## Begin

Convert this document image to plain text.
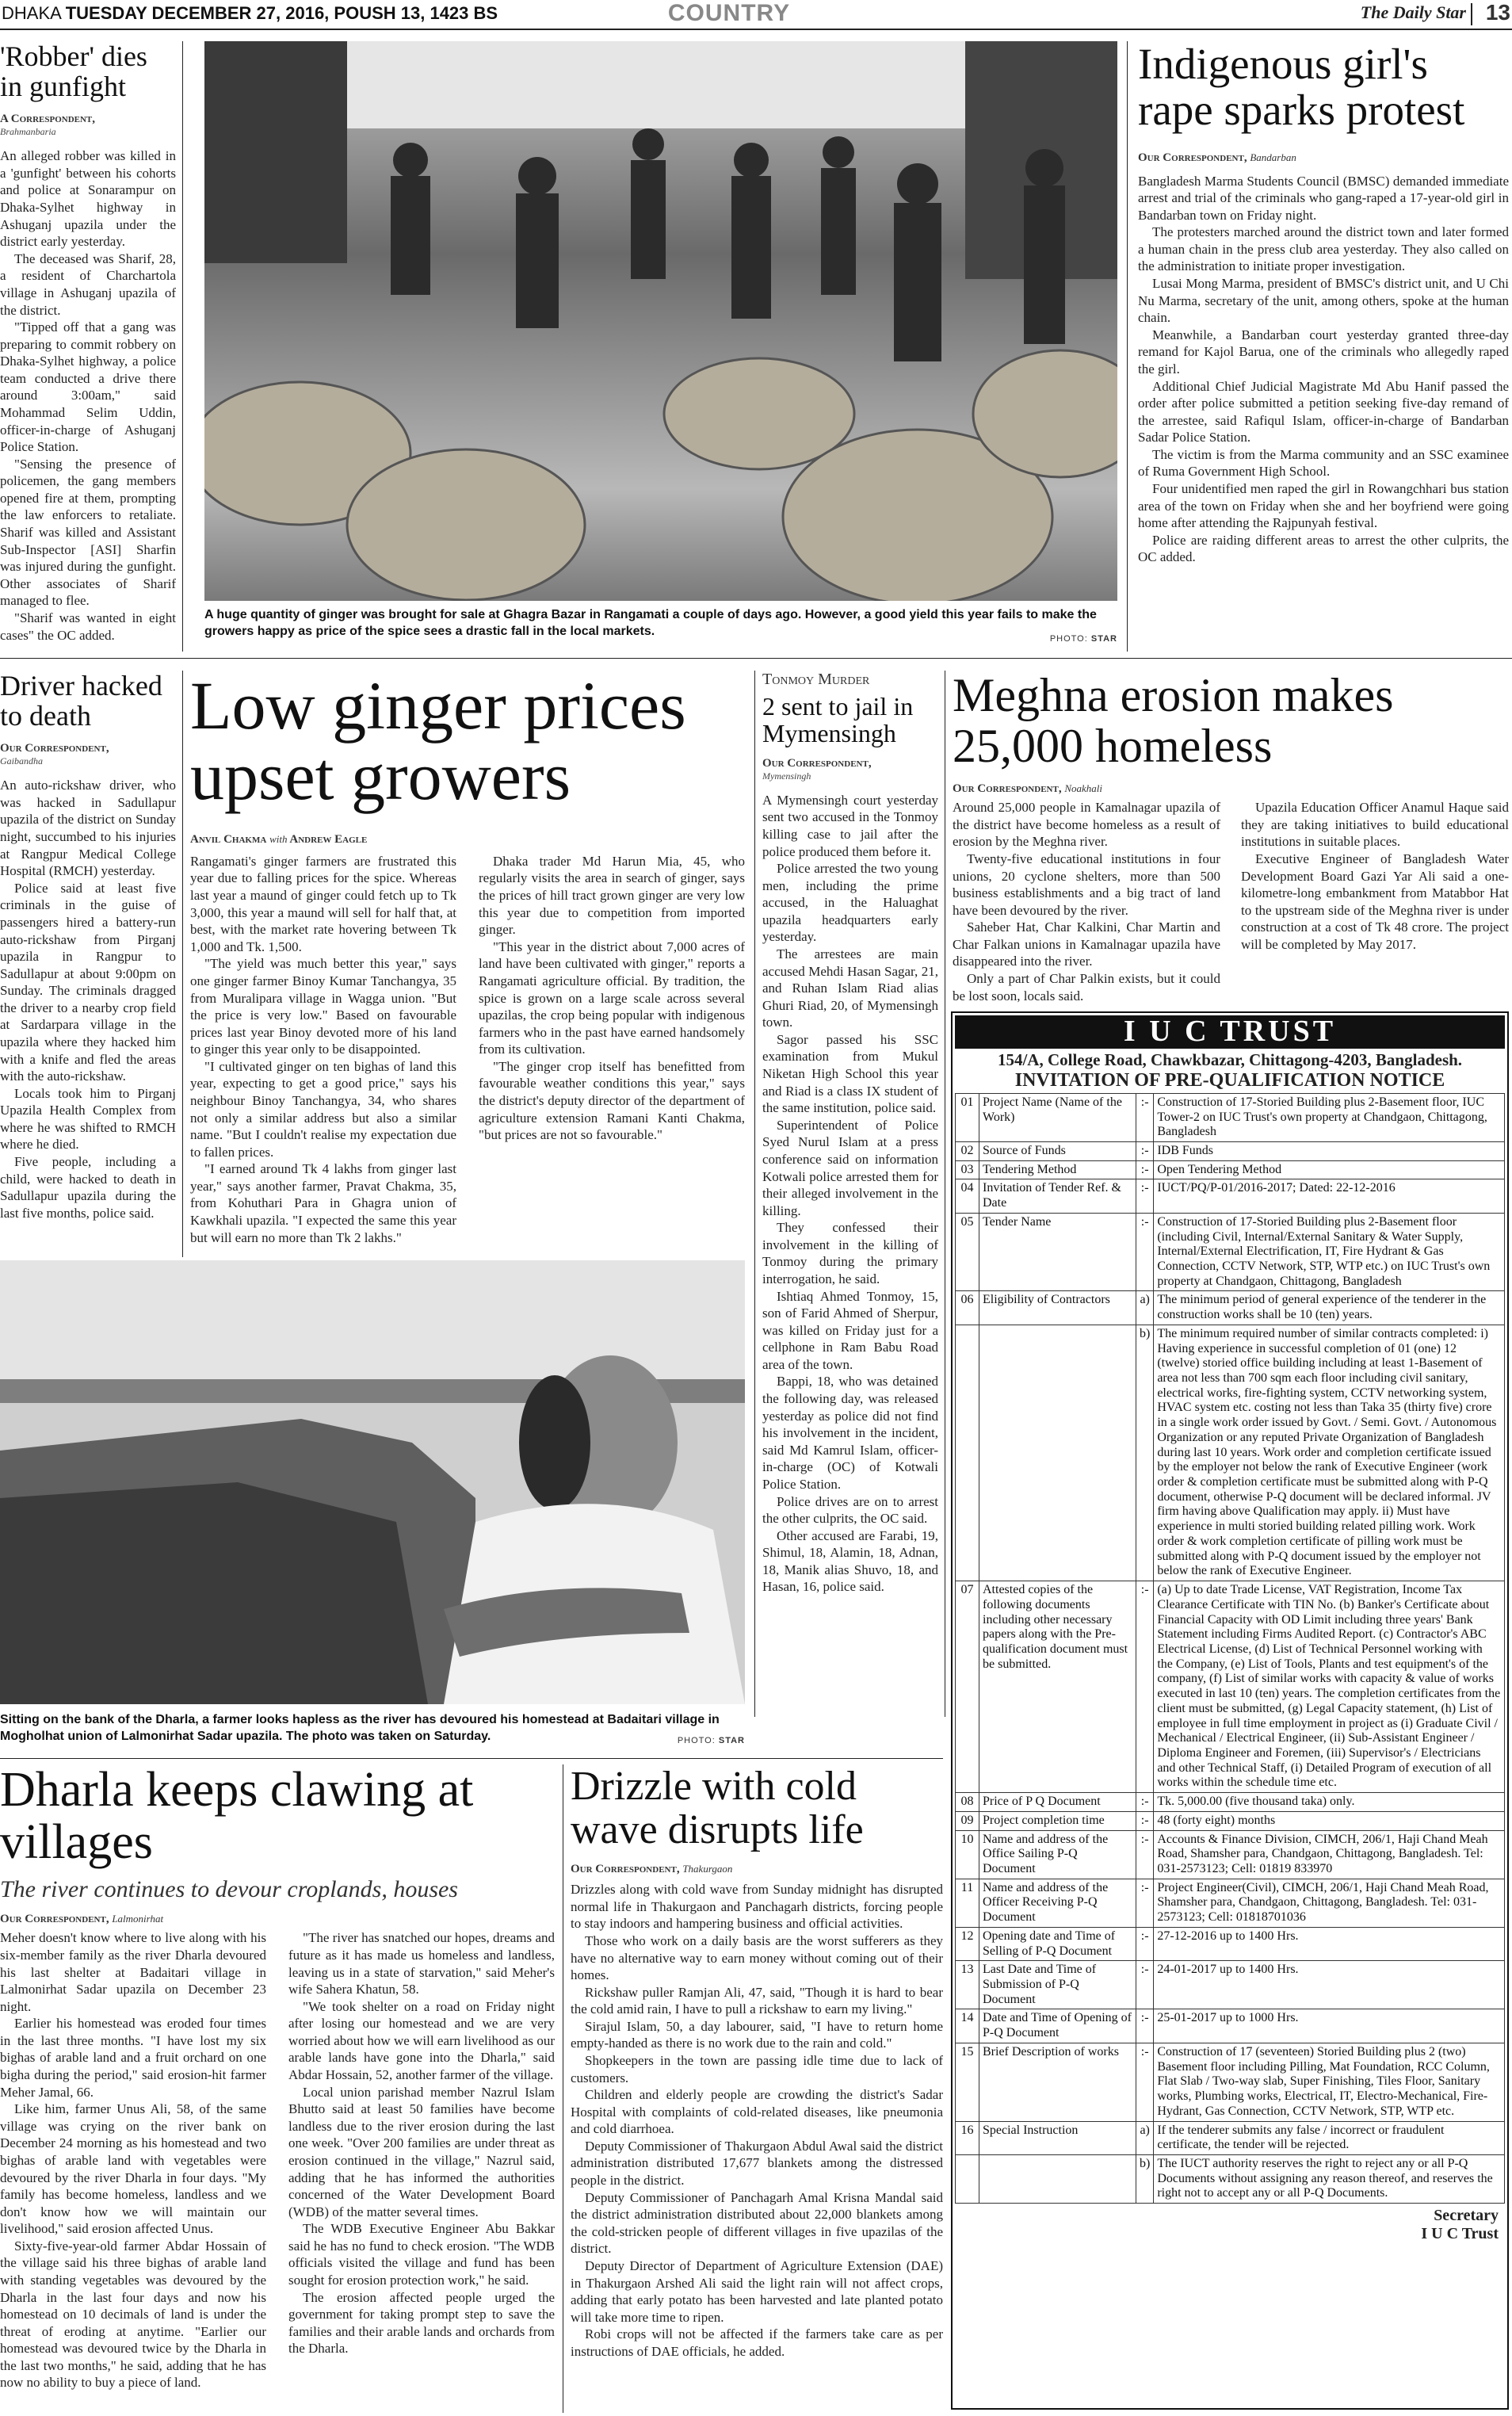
DHAKA TUESDAY DECEMBER 27, 2016, POUSH 13, 1423 BS	COUNTRY	The Daily Star 13
'Robber' dies in gunfight
A Correspondent,
Brahmanbaria

An alleged robber was killed in a 'gunfight' between his cohorts and police at Sonarampur on Dhaka-Sylhet highway in Ashuganj upazila under the district early yesterday.

The deceased was Sharif, 28, a resident of Charchartola village in Ashuganj upazila of the district.

"Tipped off that a gang was preparing to commit robbery on Dhaka-Sylhet highway, a police team conducted a drive there around 3:00am," said Mohammad Selim Uddin, officer-in-charge of Ashuganj Police Station.

"Sensing the presence of policemen, the gang members opened fire at them, prompting the law enforcers to retaliate. Sharif was killed and Assistant Sub-Inspector [ASI] Sharfin was injured during the gunfight. Other associates of Sharif managed to flee.

"Sharif was wanted in eight cases" the OC added.

A huge quantity of ginger was brought for sale at Ghagra Bazar in Rangamati a couple of days ago. However, a good yield this year fails to make the growers happy as price of the spice sees a drastic fall in the local markets.
PHOTO: STAR
Indigenous girl's rape sparks protest
Our Correspondent, Bandarban

Bangladesh Marma Students Council (BMSC) demanded immediate arrest and trial of the criminals who gang-raped a 17-year-old girl in Bandarban town on Friday night.

The protesters marched around the district town and later formed a human chain in the press club area yesterday. They also called on the administration to initiate proper investigation.

Lusai Mong Marma, president of BMSC's district unit, and U Chi Nu Marma, secretary of the unit, among others, spoke at the human chain.

Meanwhile, a Bandarban court yesterday granted three-day remand for Kajol Barua, one of the criminals who allegedly raped the girl.

Additional Chief Judicial Magistrate Md Abu Hanif passed the order after police submitted a petition seeking five-day remand of the arrestee, said Rafiqul Islam, officer-in-charge of Bandarban Sadar Police Station.

The victim is from the Marma community and an SSC examinee of Ruma Government High School.

Four unidentified men raped the girl in Rowangchhari bus station area of the town on Friday when she and her boyfriend were going home after attending the Rajpunyah festival.

Police are raiding different areas to arrest the other culprits, the OC added.

Driver hacked to death
Our Correspondent,
Gaibandha

An auto-rickshaw driver, who was hacked in Sadullapur upazila of the district on Sunday night, succumbed to his injuries at Rangpur Medical College Hospital (RMCH) yesterday.

Police said at least five criminals in the guise of passengers hired a battery-run auto-rickshaw from Pirganj upazila in Rangpur to Sadullapur at about 9:00pm on Sunday. The criminals dragged the driver to a nearby crop field at Sardarpara village in the upazila where they hacked him with a knife and fled the areas with the auto-rickshaw.

Locals took him to Pirganj Upazila Health Complex from where he was shifted to RMCH where he died.

Five people, including a child, were hacked to death in Sadullapur upazila during the last five months, police said.

Low ginger prices upset growers
Anvil Chakma with Andrew Eagle

Rangamati's ginger farmers are frustrated this year due to falling prices for the spice. Whereas last year a maund of ginger could fetch up to Tk 3,000, this year a maund will sell for half that, at best, with the market rate hovering between Tk 1,000 and Tk. 1,500.

"The yield was much better this year," says one ginger farmer Binoy Kumar Tanchangya, 35 from Muralipara village in Wagga union. "But the price is very low." Based on favourable prices last year Binoy devoted more of his land to ginger this year only to be disappointed.

"I cultivated ginger on ten bighas of land this year, expecting to get a good price," says his neighbour Binoy Tanchangya, 34, who shares not only a similar address but also a similar name. "But I couldn't realise my expectation due to fallen prices.

"I earned around Tk 4 lakhs from ginger last year," says another farmer, Pravat Chakma, 35, from Kohuthari Para in Ghagra union of Kawkhali upazila. "I expected the same this year but will earn no more than Tk 2 lakhs."

Dhaka trader Md Harun Mia, 45, who regularly visits the area in search of ginger, says the prices of hill tract grown ginger are very low this year due to competition from imported ginger.

"This year in the district about 7,000 acres of land have been cultivated with ginger," reports a Rangamati agriculture official. By tradition, the spice is grown on a large scale across several upazilas, the crop being popular with indigenous farmers who in the past have earned handsomely from its cultivation.

"The ginger crop itself has benefitted from favourable weather conditions this year," says the district's deputy director of the department of agriculture extension Ramani Kanti Chakma, "but prices are not so favourable."

Tonmoy Murder
2 sent to jail in Mymensingh
Our Correspondent,
Mymensingh

A Mymensingh court yesterday sent two accused in the Tonmoy killing case to jail after the police produced them before it.

Police arrested the two young men, including the prime accused, in the Haluaghat upazila headquarters early yesterday.

The arrestees are main accused Mehdi Hasan Sagar, 21, and Ruhan Islam Riad alias Ghuri Riad, 20, of Mymensingh town.

Sagor passed his SSC examination from Mukul Niketan High School this year and Riad is a class IX student of the same institution, police said.

Superintendent of Police Syed Nurul Islam at a press conference said on information Kotwali police arrested them for their alleged involvement in the killing.

They confessed their involvement in the killing of Tonmoy during the primary interrogation, he said.

Ishtiaq Ahmed Tonmoy, 15, son of Farid Ahmed of Sherpur, was killed on Friday just for a cellphone in Ram Babu Road area of the town.

Bappi, 18, who was detained the following day, was released yesterday as police did not find his involvement in the incident, said Md Kamrul Islam, officer-in-charge (OC) of Kotwali Police Station.

Police drives are on to arrest the other culprits, the OC said.

Other accused are Farabi, 19, Shimul, 18, Alamin, 18, Adnan, 18, Manik alias Shuvo, 18, and Hasan, 16, police said.

Meghna erosion makes 25,000 homeless
Our Correspondent, Noakhali

Around 25,000 people in Kamalnagar upazila of the district have become homeless as a result of erosion by the Meghna river.

Twenty-five educational institutions in four unions, 20 cyclone shelters, more than 500 business establishments and a big tract of land have been devoured by the river.

Saheber Hat, Char Kalkini, Char Martin and Char Falkan unions in Kamalnagar upazila have disappeared into the river.

Only a part of Char Palkin exists, but it could be lost soon, locals said.

Upazila Education Officer Anamul Haque said they are taking initiatives to build educational institutions in suitable places.

Executive Engineer of Bangladesh Water Development Board Gazi Yar Ali said a one-kilometre-long embankment from Matabbor Hat to the upstream side of the Meghna river is under construction at a cost of Tk 48 crore. The project will be completed by May 2017.

I U C TRUST
154/A, College Road, Chawkbazar, Chittagong-4203, Bangladesh.
INVITATION OF PRE-QUALIFICATION NOTICE
01	Project Name (Name of the Work)	:-	Construction of 17-Storied Building plus 2-Basement floor, IUC Tower-2 on IUC Trust's own property at Chandgaon, Chittagong, Bangladesh
02	Source of Funds	:-	IDB Funds
03	Tendering Method	:-	Open Tendering Method
04	Invitation of Tender Ref. & Date	:-	IUCT/PQ/P-01/2016-2017; Dated: 22-12-2016
05	Tender Name	:-	Construction of 17-Storied Building plus 2-Basement floor (including Civil, Internal/External Sanitary & Water Supply, Internal/External Electrification, IT, Fire Hydrant & Gas Connection, CCTV Network, STP, WTP etc.) on IUC Trust's own property at Chandgaon, Chittagong, Bangladesh
06	Eligibility of Contractors	a)	The minimum period of general experience of the tenderer in the construction works shall be 10 (ten) years.
		b)	The minimum required number of similar contracts completed: i) Having experience in successful completion of 01 (one) 12 (twelve) storied office building including at least 1-Basement of area not less than 700 sqm each floor including civil sanitary, electrical works, fire-fighting system, CCTV networking system, HVAC system etc. costing not less than Taka 35 (thirty five) crore in a single work order issued by Govt. / Semi. Govt. / Autonomous Organization or any reputed Private Organization of Bangladesh during last 10 years. Work order and completion certificate issued by the employer not below the rank of Executive Engineer (work order & completion certificate must be submitted along with P-Q document, otherwise P-Q document will be declared informal. JV firm having above Qualification may apply. ii) Must have experience in multi storied building related pilling work. Work order & work completion certificate of pilling work must be submitted along with P-Q document issued by the employer not below the rank of Executive Engineer.
07	Attested copies of the following documents including other necessary papers along with the Pre-qualification document must be submitted.	:-	(a) Up to date Trade License, VAT Registration, Income Tax Clearance Certificate with TIN No. (b) Banker's Certificate about Financial Capacity with OD Limit including three years' Bank Statement including Firms Audited Report. (c) Contractor's ABC Electrical License, (d) List of Technical Personnel working with the Company, (e) List of Tools, Plants and test equipment's of the company, (f) List of similar works with capacity & value of works executed in last 10 (ten) years. The completion certificates from the client must be submitted, (g) Legal Capacity statement, (h) List of employee in full time employment in project as (i) Graduate Civil / Mechanical / Electrical Engineer, (ii) Sub-Assistant Engineer / Diploma Engineer and Foremen, (iii) Supervisor's / Electricians and other Technical Staff, (i) Detailed Program of execution of all works within the schedule time etc.
08	Price of P Q Document	:-	Tk. 5,000.00 (five thousand taka) only.
09	Project completion time	:-	48 (forty eight) months
10	Name and address of the Office Sailing P-Q Document	:-	Accounts & Finance Division, CIMCH, 206/1, Haji Chand Meah Road, Shamsher para, Chandgaon, Chittagong, Bangladesh. Tel: 031-2573123; Cell: 01819 833970
11	Name and address of the Officer Receiving P-Q Document	:-	Project Engineer(Civil), CIMCH, 206/1, Haji Chand Meah Road, Shamsher para, Chandgaon, Chittagong, Bangladesh. Tel: 031-2573123; Cell: 01818701036
12	Opening date and Time of Selling of P-Q Document	:-	27-12-2016 up to 1400 Hrs.
13	Last Date and Time of Submission of P-Q Document	:-	24-01-2017 up to 1400 Hrs.
14	Date and Time of Opening of P-Q Document	:-	25-01-2017 up to 1000 Hrs.
15	Brief Description of works	:-	Construction of 17 (seventeen) Storied Building plus 2 (two) Basement floor including Pilling, Mat Foundation, RCC Column, Flat Slab / Two-way slab, Super Finishing, Tiles Floor, Sanitary works, Plumbing works, Electrical, IT, Electro-Mechanical, Fire-Hydrant, Gas Connection, CCTV Network, STP, WTP etc.
16	Special Instruction	a)	If the tenderer submits any false / incorrect or fraudulent certificate, the tender will be rejected.
		b)	The IUCT authority reserves the right to reject any or all P-Q Documents without assigning any reason thereof, and reserves the right not to accept any or all P-Q Documents.
Secretary
I U C Trust
Sitting on the bank of the Dharla, a farmer looks hapless as the river has devoured his homestead at Badaitari village in Mogholhat union of Lalmonirhat Sadar upazila. The photo was taken on Saturday.	PHOTO: STAR
Dharla keeps clawing at villages
The river continues to devour croplands, houses
Our Correspondent, Lalmonirhat

Meher doesn't know where to live along with his six-member family as the river Dharla devoured his last shelter at Badaitari village in Lalmonirhat Sadar upazila on December 23 night.

Earlier his homestead was eroded four times in the last three months. "I have lost my six bighas of arable land and a fruit orchard on one bigha during the period," said erosion-hit farmer Meher Jamal, 66.

Like him, farmer Unus Ali, 58, of the same village was crying on the river bank on December 24 morning as his homestead and two bighas of arable land with vegetables were devoured by the river Dharla in four days. "My family has become homeless, landless and we don't know how we will maintain our livelihood," said erosion affected Unus.

Sixty-five-year-old farmer Abdar Hossain of the village said his three bighas of arable land with standing vegetables was devoured by the Dharla in the last four days and now his homestead on 10 decimals of land is under the threat of eroding at anytime. "Earlier our homestead was devoured twice by the Dharla in the last two months," he said, adding that he has now no ability to buy a piece of land.

"The river has snatched our hopes, dreams and future as it has made us homeless and landless, leaving us in a state of starvation," said Meher's wife Sahera Khatun, 58.

"We took shelter on a road on Friday night after losing our homestead and we are very worried about how we will earn livelihood as our arable lands have gone into the Dharla," said Abdar Hossain, 52, another farmer of the village.

Local union parishad member Nazrul Islam Bhutto said at least 50 families have become landless due to the river erosion during the last one week. "Over 200 families are under threat as erosion continued in the village," Nazrul said, adding that he has informed the authorities concerned of the Water Development Board (WDB) of the matter several times.

The WDB Executive Engineer Abu Bakkar said he has no fund to check erosion. "The WDB officials visited the village and fund has been sought for erosion protection work," he said.

The erosion affected people urged the government for taking prompt step to save the families and their arable lands and orchards from the Dharla.

Drizzle with cold wave disrupts life
Our Correspondent, Thakurgaon

Drizzles along with cold wave from Sunday midnight has disrupted normal life in Thakurgaon and Panchagarh districts, forcing people to stay indoors and hampering business and official activities.

Those who work on a daily basis are the worst sufferers as they have no alternative way to earn money without coming out of their homes.

Rickshaw puller Ramjan Ali, 47, said, "Though it is hard to bear the cold amid rain, I have to pull a rickshaw to earn my living."

Sirajul Islam, 50, a day labourer, said, "I have to return home empty-handed as there is no work due to the rain and cold."

Shopkeepers in the town are passing idle time due to lack of customers.

Children and elderly people are crowding the district's Sadar Hospital with complaints of cold-related diseases, like pneumonia and cold diarrhoea.

Deputy Commissioner of Thakurgaon Abdul Awal said the district administration distributed 17,677 blankets among the distressed people in the district.

Deputy Commissioner of Panchagarh Amal Krisna Mandal said the district administration distributed about 22,000 blankets among the cold-stricken people of different villages in five upazilas of the district.

Deputy Director of Department of Agriculture Extension (DAE) in Thakurgaon Arshed Ali said the light rain will not affect crops, adding that early potato has been harvested and late planted potato will take more time to ripen.

Robi crops will not be affected if the farmers take care as per instructions of DAE officials, he added.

## End

— Challenge —
Check each line of the entries for the string "Rangamati". Copy the lines that have it.

— Final answer —
A huge quantity of ginger was brought for sale at Ghagra Bazar in Rangamati a couple of days ago. However, a good yield this year fails to make the growers happy as price of the spice sees a drastic fall in the local markets.
Rangamati's ginger farmers are frustrated this year due to falling prices for the spice. Whereas last year a maund of ginger could fetch up to Tk 3,000, this year a maund will sell for half that, at best, with the market rate hovering between Tk 1,000 and Tk. 1,500.
"This year in the district about 7,000 acres of land have been cultivated with ginger," reports a Rangamati agriculture official. By tradition, the spice is grown on a large scale across several upazilas, the crop being popular with indigenous farmers who in the past have earned handsomely from its cultivation.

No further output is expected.